◆ DESCRIPTION OF THE TASK ◆
Each line containing the word "Virgil" should be found and copied.

Stored items:
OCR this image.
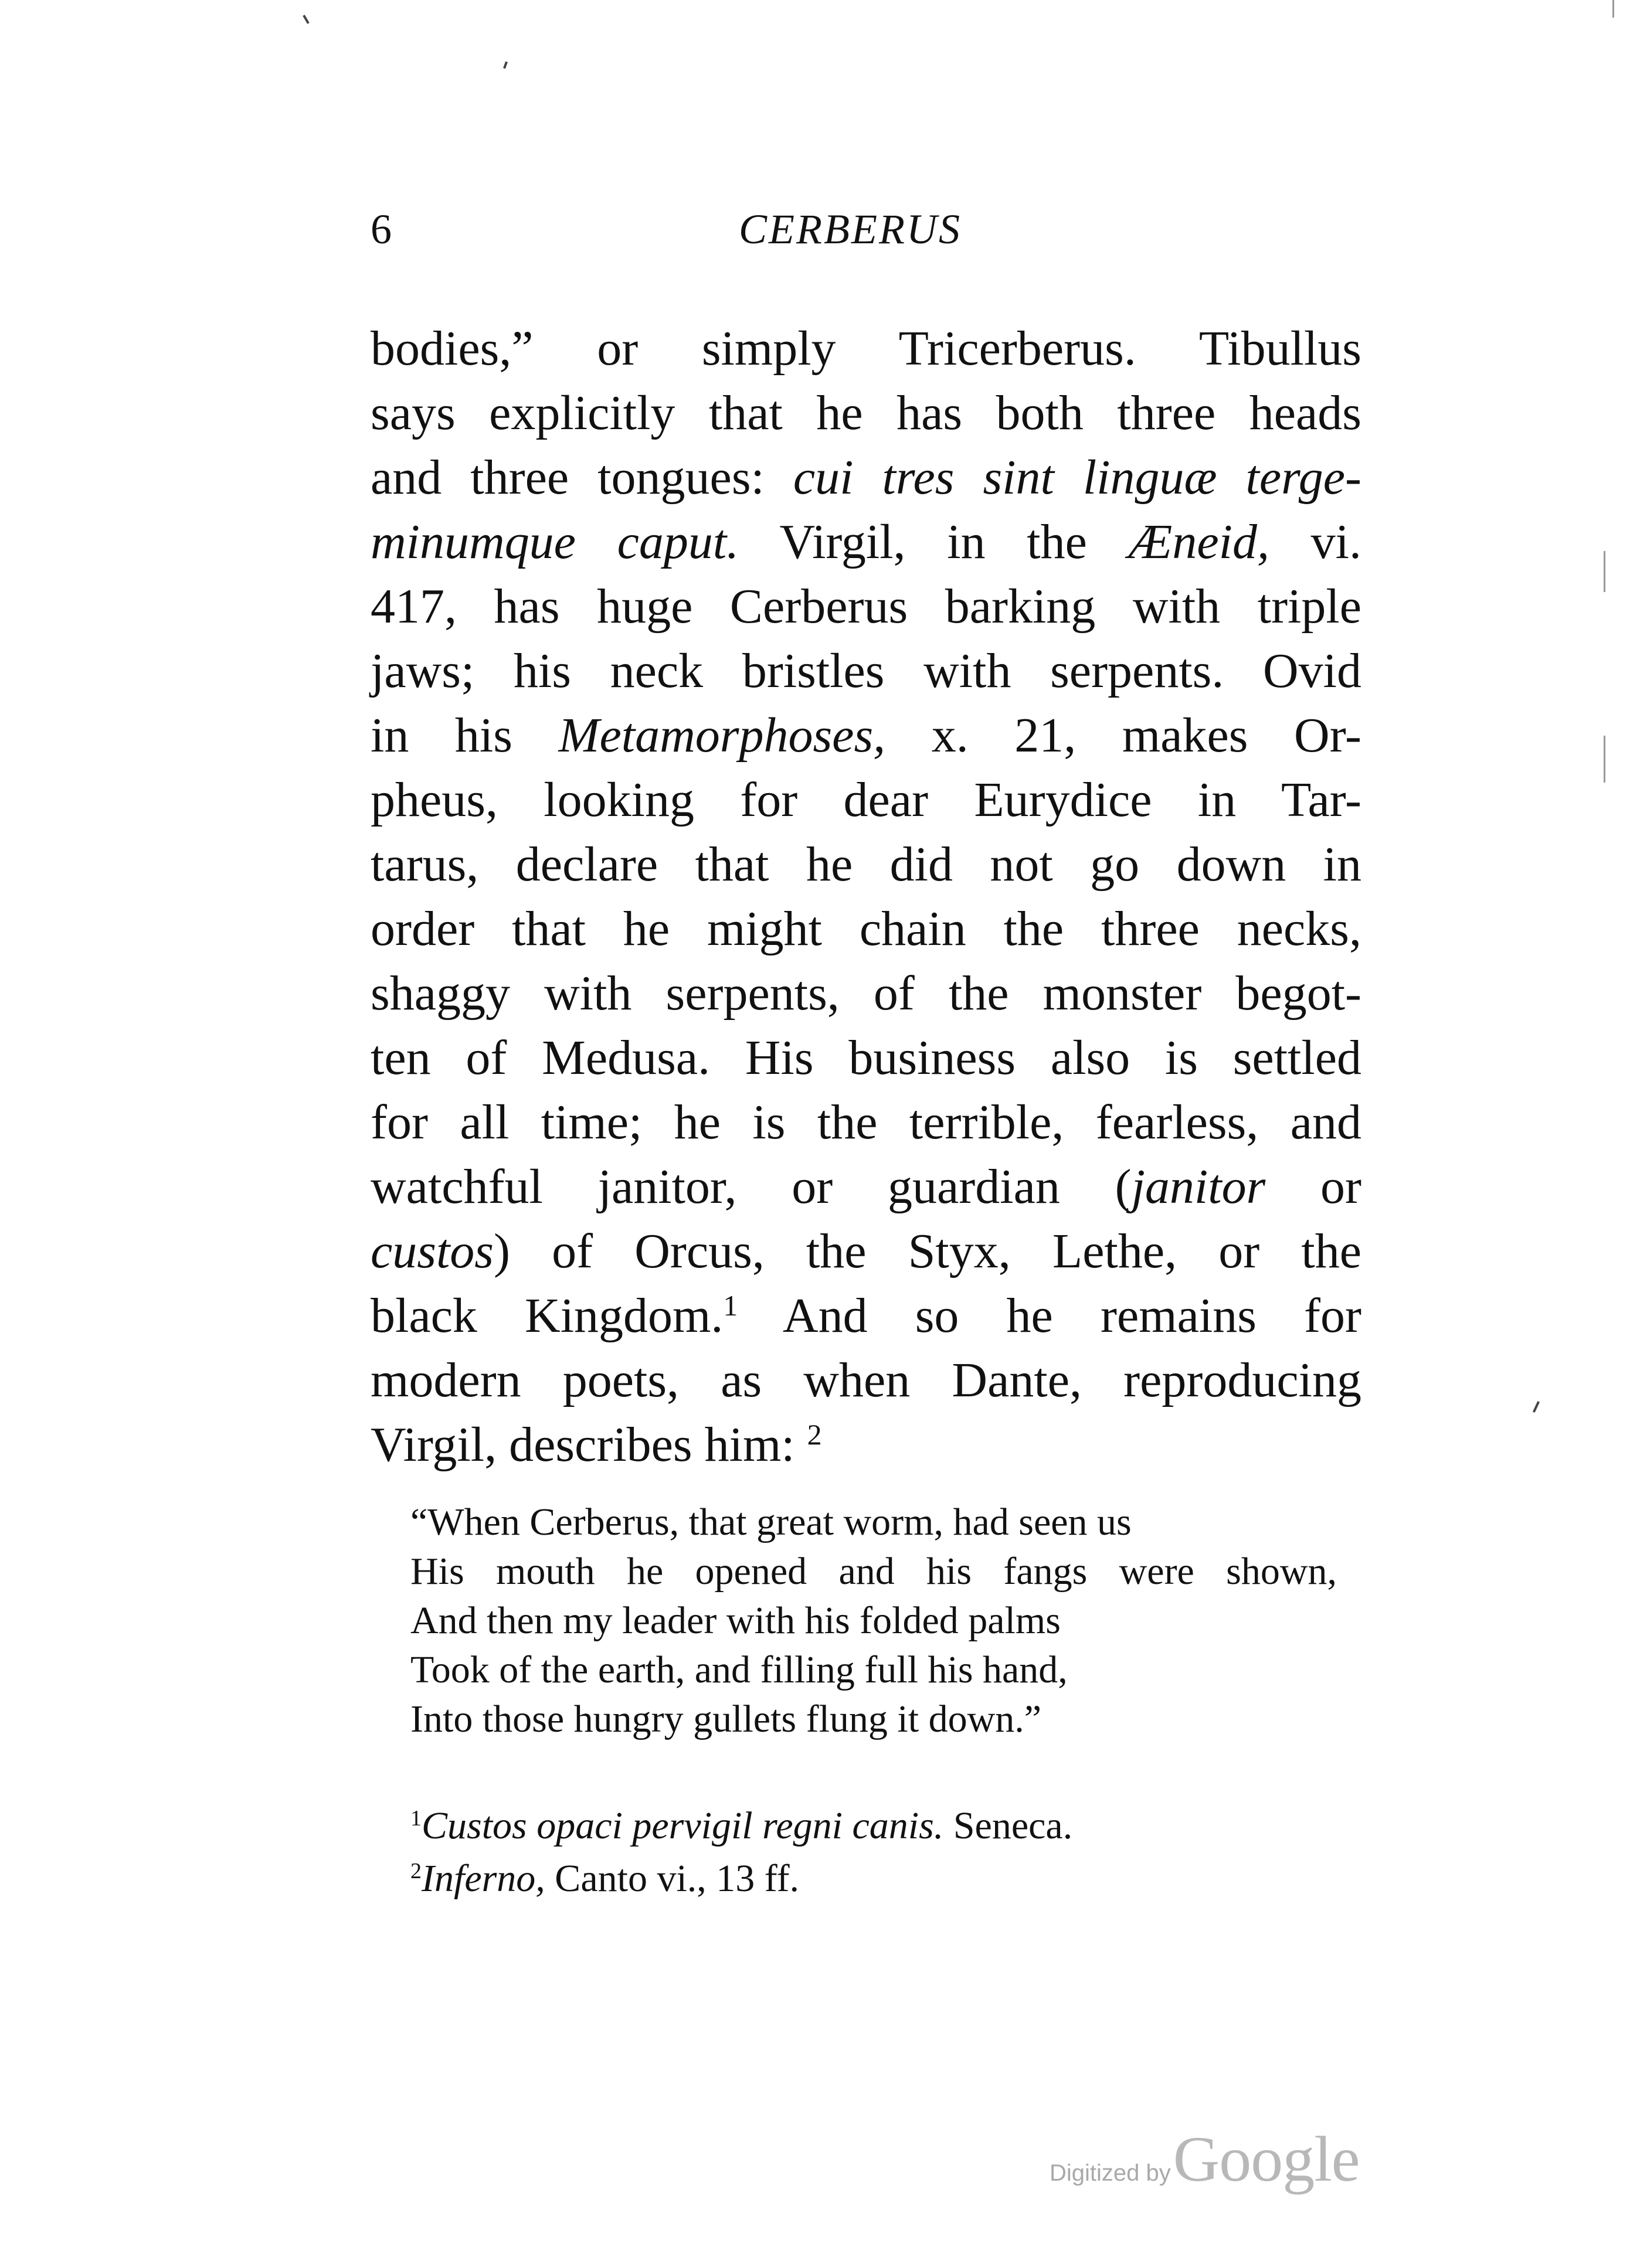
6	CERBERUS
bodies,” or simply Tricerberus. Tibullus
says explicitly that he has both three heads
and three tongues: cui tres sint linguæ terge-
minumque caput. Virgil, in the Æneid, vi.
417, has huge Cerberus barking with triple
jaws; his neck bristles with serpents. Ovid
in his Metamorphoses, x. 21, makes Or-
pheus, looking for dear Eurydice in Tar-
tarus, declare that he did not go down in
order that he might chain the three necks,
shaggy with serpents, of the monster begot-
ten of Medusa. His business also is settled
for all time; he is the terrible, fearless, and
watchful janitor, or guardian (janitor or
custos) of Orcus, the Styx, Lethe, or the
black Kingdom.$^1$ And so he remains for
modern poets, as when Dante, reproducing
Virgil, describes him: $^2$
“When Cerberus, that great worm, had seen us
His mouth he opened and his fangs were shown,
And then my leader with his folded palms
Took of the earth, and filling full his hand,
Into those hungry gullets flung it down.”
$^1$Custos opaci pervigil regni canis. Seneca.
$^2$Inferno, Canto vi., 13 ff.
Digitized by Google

◆ THE OUTPUT ◆
minumque caput. Virgil, in the Æneid, vi.
Virgil, describes him: $^2$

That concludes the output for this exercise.